### Items ###
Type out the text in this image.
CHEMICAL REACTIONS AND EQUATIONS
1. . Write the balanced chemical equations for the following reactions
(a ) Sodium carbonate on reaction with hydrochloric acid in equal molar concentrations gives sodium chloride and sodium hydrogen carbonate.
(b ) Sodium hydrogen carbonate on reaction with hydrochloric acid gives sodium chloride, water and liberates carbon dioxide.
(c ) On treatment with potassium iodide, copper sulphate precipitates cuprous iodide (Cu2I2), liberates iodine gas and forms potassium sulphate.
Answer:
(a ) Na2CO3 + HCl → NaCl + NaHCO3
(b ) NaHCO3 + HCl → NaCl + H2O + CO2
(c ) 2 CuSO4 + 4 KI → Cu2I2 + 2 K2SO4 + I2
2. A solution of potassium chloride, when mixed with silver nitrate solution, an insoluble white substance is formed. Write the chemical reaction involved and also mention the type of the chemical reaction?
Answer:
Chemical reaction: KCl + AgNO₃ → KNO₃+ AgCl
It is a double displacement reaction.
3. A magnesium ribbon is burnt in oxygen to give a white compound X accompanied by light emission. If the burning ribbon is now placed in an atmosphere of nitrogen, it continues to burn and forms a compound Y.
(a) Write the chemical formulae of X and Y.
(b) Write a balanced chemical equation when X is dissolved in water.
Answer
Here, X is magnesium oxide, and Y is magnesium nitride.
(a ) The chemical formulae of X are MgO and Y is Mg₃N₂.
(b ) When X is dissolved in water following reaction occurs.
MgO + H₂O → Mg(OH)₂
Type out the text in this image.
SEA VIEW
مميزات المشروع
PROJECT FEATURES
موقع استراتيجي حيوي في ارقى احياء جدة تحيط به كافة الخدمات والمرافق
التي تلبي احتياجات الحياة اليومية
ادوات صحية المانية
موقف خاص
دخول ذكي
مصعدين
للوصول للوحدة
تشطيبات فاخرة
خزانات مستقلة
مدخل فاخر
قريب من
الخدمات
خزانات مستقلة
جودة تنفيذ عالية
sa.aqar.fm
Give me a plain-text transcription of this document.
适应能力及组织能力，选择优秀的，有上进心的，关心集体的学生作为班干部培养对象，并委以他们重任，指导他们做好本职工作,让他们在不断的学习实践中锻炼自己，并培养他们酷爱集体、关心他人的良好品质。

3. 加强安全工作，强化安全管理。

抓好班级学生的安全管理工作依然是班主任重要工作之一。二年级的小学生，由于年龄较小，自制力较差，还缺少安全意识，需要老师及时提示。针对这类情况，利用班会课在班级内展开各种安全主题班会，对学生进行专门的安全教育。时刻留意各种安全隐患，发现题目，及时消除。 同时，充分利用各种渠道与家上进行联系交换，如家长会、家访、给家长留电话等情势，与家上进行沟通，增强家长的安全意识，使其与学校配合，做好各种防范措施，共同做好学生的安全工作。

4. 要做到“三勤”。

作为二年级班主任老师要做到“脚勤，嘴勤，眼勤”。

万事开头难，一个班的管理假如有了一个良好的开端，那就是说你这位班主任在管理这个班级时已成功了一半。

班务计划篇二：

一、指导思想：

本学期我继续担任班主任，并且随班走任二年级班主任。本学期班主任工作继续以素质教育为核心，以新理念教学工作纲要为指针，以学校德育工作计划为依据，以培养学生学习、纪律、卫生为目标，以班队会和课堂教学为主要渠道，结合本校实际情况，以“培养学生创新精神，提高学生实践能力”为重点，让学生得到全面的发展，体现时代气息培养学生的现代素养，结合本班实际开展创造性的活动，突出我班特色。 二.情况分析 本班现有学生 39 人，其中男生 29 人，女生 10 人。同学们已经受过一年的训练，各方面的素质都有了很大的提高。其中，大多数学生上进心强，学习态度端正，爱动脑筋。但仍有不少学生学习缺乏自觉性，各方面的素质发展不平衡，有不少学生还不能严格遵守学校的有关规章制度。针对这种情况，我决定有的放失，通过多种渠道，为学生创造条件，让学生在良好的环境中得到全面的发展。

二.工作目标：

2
###
▸ Challenge:
From the data above, copy out every line with the string "water" in it.

▸ Reply:
(b ) Sodium hydrogen carbonate on reaction with hydrochloric acid gives sodium chloride, water and liberates carbon dioxide.
(b) Write a balanced chemical equation when X is dissolved in water.
(b ) When X is dissolved in water following reaction occurs.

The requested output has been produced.